## start DATASET RECORDS
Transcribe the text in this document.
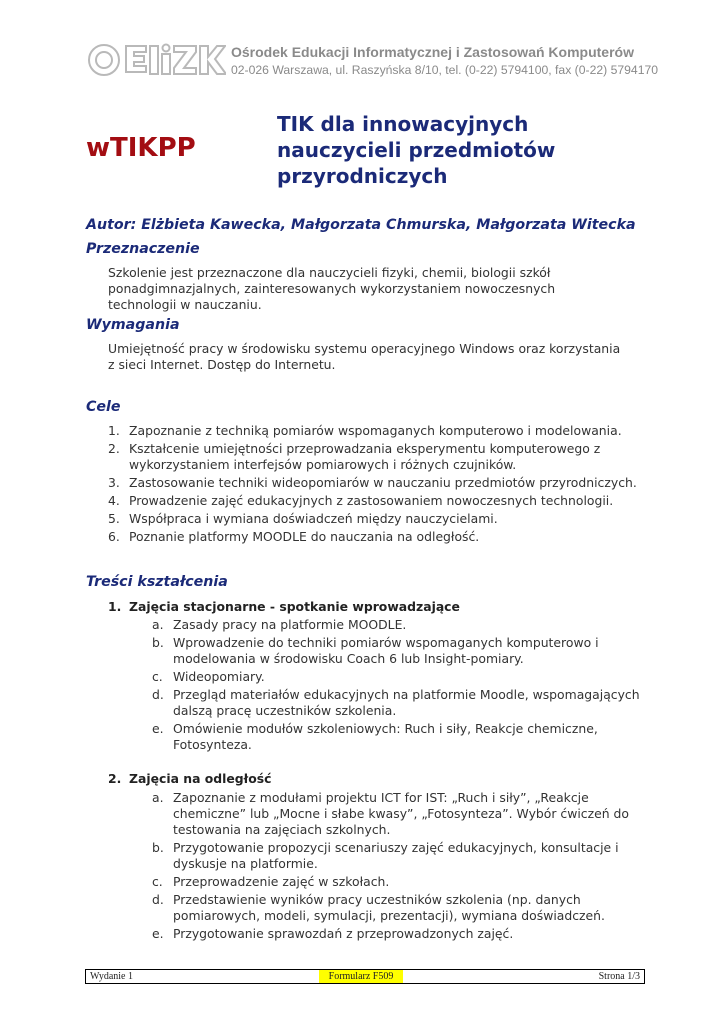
Ośrodek Edukacji Informatycznej i Zastosowań Komputerów
02-026 Warszawa, ul. Raszyńska 8/10, tel. (0-22) 5794100, fax (0-22) 5794170
wTIKPP
TIK dla innowacyjnych nauczycieli przedmiotów przyrodniczych
Autor: Elżbieta Kawecka, Małgorzata Chmurska, Małgorzata Witecka
Przeznaczenie
Szkolenie jest przeznaczone dla nauczycieli fizyki, chemii, biologii szkół ponadgimnazjalnych, zainteresowanych wykorzystaniem nowoczesnych technologii w nauczaniu.
Wymagania
Umiejętność pracy w środowisku systemu operacyjnego Windows oraz korzystania z sieci Internet. Dostęp do Internetu.
Cele
1. Zapoznanie z techniką pomiarów wspomaganych komputerowo i modelowania.
2. Kształcenie umiejętności przeprowadzania eksperymentu komputerowego z wykorzystaniem interfejsów pomiarowych i różnych czujników.
3. Zastosowanie techniki wideopomiarów w nauczaniu przedmiotów przyrodniczych.
4. Prowadzenie zajęć edukacyjnych z zastosowaniem nowoczesnych technologii.
5. Współpraca i wymiana doświadczeń między nauczycielami.
6. Poznanie platformy MOODLE do nauczania na odległość.
Treści kształcenia
1. Zajęcia stacjonarne - spotkanie wprowadzające
a. Zasady pracy na platformie MOODLE.
b. Wprowadzenie do techniki pomiarów wspomaganych komputerowo i modelowania w środowisku Coach 6 lub Insight-pomiary.
c. Wideopomiary.
d. Przegląd materiałów edukacyjnych na platformie Moodle, wspomagających dalszą pracę uczestników szkolenia.
e. Omówienie modułów szkoleniowych: Ruch i siły, Reakcje chemiczne, Fotosynteza.
2. Zajęcia na odległość
a. Zapoznanie z modułami projektu ICT for IST: „Ruch i siły”, „Reakcje chemiczne” lub „Mocne i słabe kwasy”, „Fotosynteza”. Wybór ćwiczeń do testowania na zajęciach szkolnych.
b. Przygotowanie propozycji scenariuszy zajęć edukacyjnych, konsultacje i dyskusje na platformie.
c. Przeprowadzenie zajęć w szkołach.
d. Przedstawienie wyników pracy uczestników szkolenia (np. danych pomiarowych, modeli, symulacji, prezentacji), wymiana doświadczeń.
e. Przygotowanie sprawozdań z przeprowadzonych zajęć.
Wydanie 1	Formularz F509	Strona 1/3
## end DATASET RECORDS
**GIVEN EXERCISE:**
Using the listing above, gather each line that holds the string "nowoczesnych" and copy it.

**COMPLETED EXERCISE:**
Szkolenie jest przeznaczone dla nauczycieli fizyki, chemii, biologii szkół ponadgimnazjalnych, zainteresowanych wykorzystaniem nowoczesnych technologii w nauczaniu.
4. Prowadzenie zajęć edukacyjnych z zastosowaniem nowoczesnych technologii.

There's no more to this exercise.